>> start RAW RECORDS

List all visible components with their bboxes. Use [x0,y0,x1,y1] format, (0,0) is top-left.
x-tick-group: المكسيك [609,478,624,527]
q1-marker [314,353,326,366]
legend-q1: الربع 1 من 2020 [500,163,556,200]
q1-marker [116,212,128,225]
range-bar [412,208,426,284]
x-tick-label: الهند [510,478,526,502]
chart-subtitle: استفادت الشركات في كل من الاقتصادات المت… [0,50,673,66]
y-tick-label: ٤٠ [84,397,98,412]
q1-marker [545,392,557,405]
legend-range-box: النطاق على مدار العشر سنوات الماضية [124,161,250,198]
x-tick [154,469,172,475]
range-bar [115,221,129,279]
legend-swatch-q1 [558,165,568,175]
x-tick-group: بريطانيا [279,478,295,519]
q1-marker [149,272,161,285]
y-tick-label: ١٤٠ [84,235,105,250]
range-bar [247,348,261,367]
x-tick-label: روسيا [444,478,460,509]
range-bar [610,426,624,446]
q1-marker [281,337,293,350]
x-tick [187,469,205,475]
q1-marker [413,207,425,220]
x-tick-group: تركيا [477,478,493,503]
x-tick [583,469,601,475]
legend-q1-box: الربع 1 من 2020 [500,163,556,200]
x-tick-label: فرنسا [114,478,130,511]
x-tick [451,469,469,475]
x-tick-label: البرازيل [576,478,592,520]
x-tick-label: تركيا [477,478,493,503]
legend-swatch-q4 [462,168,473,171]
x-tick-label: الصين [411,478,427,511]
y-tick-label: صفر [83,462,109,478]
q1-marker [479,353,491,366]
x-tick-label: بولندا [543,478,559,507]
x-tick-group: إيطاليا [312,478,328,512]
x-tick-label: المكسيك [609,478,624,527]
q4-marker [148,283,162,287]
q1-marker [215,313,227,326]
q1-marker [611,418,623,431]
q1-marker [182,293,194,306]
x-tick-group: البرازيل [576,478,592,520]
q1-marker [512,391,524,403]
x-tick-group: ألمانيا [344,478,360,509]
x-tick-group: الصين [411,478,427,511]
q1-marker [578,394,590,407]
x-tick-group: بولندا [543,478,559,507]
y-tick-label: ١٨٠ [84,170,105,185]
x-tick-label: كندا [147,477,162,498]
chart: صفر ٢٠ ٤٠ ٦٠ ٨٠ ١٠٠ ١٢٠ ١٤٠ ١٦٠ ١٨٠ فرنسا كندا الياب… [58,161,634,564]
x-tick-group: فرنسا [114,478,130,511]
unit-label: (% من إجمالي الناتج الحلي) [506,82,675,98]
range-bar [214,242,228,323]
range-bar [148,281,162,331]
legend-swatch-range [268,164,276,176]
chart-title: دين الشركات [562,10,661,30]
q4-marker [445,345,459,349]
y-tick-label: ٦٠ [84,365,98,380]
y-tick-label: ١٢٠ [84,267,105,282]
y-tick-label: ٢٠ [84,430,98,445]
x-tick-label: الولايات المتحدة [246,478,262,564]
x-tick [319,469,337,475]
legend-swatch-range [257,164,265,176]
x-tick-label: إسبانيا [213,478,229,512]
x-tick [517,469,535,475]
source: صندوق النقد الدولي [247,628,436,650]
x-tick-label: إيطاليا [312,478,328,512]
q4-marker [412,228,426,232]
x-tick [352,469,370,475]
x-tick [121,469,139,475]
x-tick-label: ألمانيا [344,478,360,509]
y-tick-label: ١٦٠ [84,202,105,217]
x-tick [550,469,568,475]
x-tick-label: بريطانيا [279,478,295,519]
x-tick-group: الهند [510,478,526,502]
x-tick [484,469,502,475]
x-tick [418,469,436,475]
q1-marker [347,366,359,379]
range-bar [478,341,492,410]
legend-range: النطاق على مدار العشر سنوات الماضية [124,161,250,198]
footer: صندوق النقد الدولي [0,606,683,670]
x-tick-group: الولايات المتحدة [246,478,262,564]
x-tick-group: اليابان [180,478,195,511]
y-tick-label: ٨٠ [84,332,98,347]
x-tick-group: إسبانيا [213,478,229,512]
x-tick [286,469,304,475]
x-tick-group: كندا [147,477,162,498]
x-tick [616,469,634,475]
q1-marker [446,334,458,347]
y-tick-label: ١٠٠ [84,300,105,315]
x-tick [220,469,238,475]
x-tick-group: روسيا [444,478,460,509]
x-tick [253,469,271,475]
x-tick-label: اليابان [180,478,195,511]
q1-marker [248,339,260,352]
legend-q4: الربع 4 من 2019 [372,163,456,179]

>> end RAW RECORDS

[AIM OF THE EXERCISE] Put the lines of each of the records above into a numbered list, leaving out any blank lines.

[EXPECTED OUTPUT]
1. List all visible components with their bboxes. Use [x0,y0,x1,y1] format, (0,0) is top-left.
2. x-tick-group: المكسيك [609,478,624,527]
3. q1-marker [314,353,326,366]
4. legend-q1: الربع 1 من 2020 [500,163,556,200]
5. q1-marker [116,212,128,225]
6. range-bar [412,208,426,284]
7. x-tick-label: الهند [510,478,526,502]
8. chart-subtitle: استفادت الشركات في كل من الاقتصادات المت… [0,50,673,66]
9. y-tick-label: ٤٠ [84,397,98,412]
10. q1-marker [545,392,557,405]
11. legend-range-box: النطاق على مدار العشر سنوات الماضية [124,161,250,198]
12. x-tick [154,469,172,475]
13. range-bar [115,221,129,279]
14. legend-swatch-q1 [558,165,568,175]
15. x-tick-group: بريطانيا [279,478,295,519]
16. q1-marker [149,272,161,285]
17. y-tick-label: ١٤٠ [84,235,105,250]
18. range-bar [247,348,261,367]
19. x-tick-label: روسيا [444,478,460,509]
20. range-bar [610,426,624,446]
21. q1-marker [281,337,293,350]
22. x-tick [187,469,205,475]
23. q1-marker [413,207,425,220]
24. x-tick-group: تركيا [477,478,493,503]
25. x-tick [583,469,601,475]
26. legend-q1-box: الربع 1 من 2020 [500,163,556,200]
27. x-tick-label: فرنسا [114,478,130,511]
28. x-tick [451,469,469,475]
29. x-tick-label: البرازيل [576,478,592,520]
30. x-tick-label: تركيا [477,478,493,503]
31. legend-swatch-q4 [462,168,473,171]
32. x-tick-label: الصين [411,478,427,511]
33. y-tick-label: صفر [83,462,109,478]
34. q1-marker [479,353,491,366]
35. x-tick-label: بولندا [543,478,559,507]
36. x-tick-group: إيطاليا [312,478,328,512]
37. x-tick-label: المكسيك [609,478,624,527]
38. q4-marker [148,283,162,287]
39. q1-marker [215,313,227,326]
40. q1-marker [611,418,623,431]
41. q1-marker [182,293,194,306]
42. x-tick-group: البرازيل [576,478,592,520]
43. q1-marker [512,391,524,403]
44. x-tick-group: ألمانيا [344,478,360,509]
45. x-tick-group: الصين [411,478,427,511]
46. q1-marker [578,394,590,407]
47. x-tick-group: بولندا [543,478,559,507]
48. y-tick-label: ١٨٠ [84,170,105,185]
49. x-tick-label: كندا [147,477,162,498]
50. chart: صفر ٢٠ ٤٠ ٦٠ ٨٠ ١٠٠ ١٢٠ ١٤٠ ١٦٠ ١٨٠ فرنسا كندا الياب… [58,161,634,564]
51. x-tick-group: فرنسا [114,478,130,511]
52. unit-label: (% من إجمالي الناتج الحلي) [506,82,675,98]
53. range-bar [214,242,228,323]
54. range-bar [148,281,162,331]
55. legend-swatch-range [268,164,276,176]
56. chart-title: دين الشركات [562,10,661,30]
57. q4-marker [445,345,459,349]
58. y-tick-label: ٦٠ [84,365,98,380]
59. y-tick-label: ١٢٠ [84,267,105,282]
60. y-tick-label: ٢٠ [84,430,98,445]
61. x-tick-label: الولايات المتحدة [246,478,262,564]
62. x-tick [319,469,337,475]
63. legend-swatch-range [257,164,265,176]
64. x-tick-label: إسبانيا [213,478,229,512]
65. x-tick [517,469,535,475]
66. source: صندوق النقد الدولي [247,628,436,650]
67. x-tick-label: إيطاليا [312,478,328,512]
68. q4-marker [412,228,426,232]
69. x-tick [352,469,370,475]
70. x-tick [121,469,139,475]
71. x-tick-label: ألمانيا [344,478,360,509]
72. y-tick-label: ١٦٠ [84,202,105,217]
73. x-tick [550,469,568,475]
74. x-tick-label: بريطانيا [279,478,295,519]
75. x-tick-group: الهند [510,478,526,502]
76. x-tick [484,469,502,475]
77. x-tick [418,469,436,475]
78. q1-marker [347,366,359,379]
79. range-bar [478,341,492,410]
80. legend-range: النطاق على مدار العشر سنوات الماضية [124,161,250,198]
81. footer: صندوق النقد الدولي [0,606,683,670]
82. x-tick-group: الولايات المتحدة [246,478,262,564]
83. x-tick-group: اليابان [180,478,195,511]
84. y-tick-label: ٨٠ [84,332,98,347]
85. x-tick-group: إسبانيا [213,478,229,512]
86. x-tick [286,469,304,475]
87. x-tick-group: كندا [147,477,162,498]
88. x-tick [616,469,634,475]
89. q1-marker [446,334,458,347]
90. y-tick-label: ١٠٠ [84,300,105,315]
91. x-tick [220,469,238,475]
92. x-tick-group: روسيا [444,478,460,509]
93. x-tick [253,469,271,475]
94. x-tick-label: اليابان [180,478,195,511]
95. q1-marker [248,339,260,352]
96. legend-q4: الربع 4 من 2019 [372,163,456,179]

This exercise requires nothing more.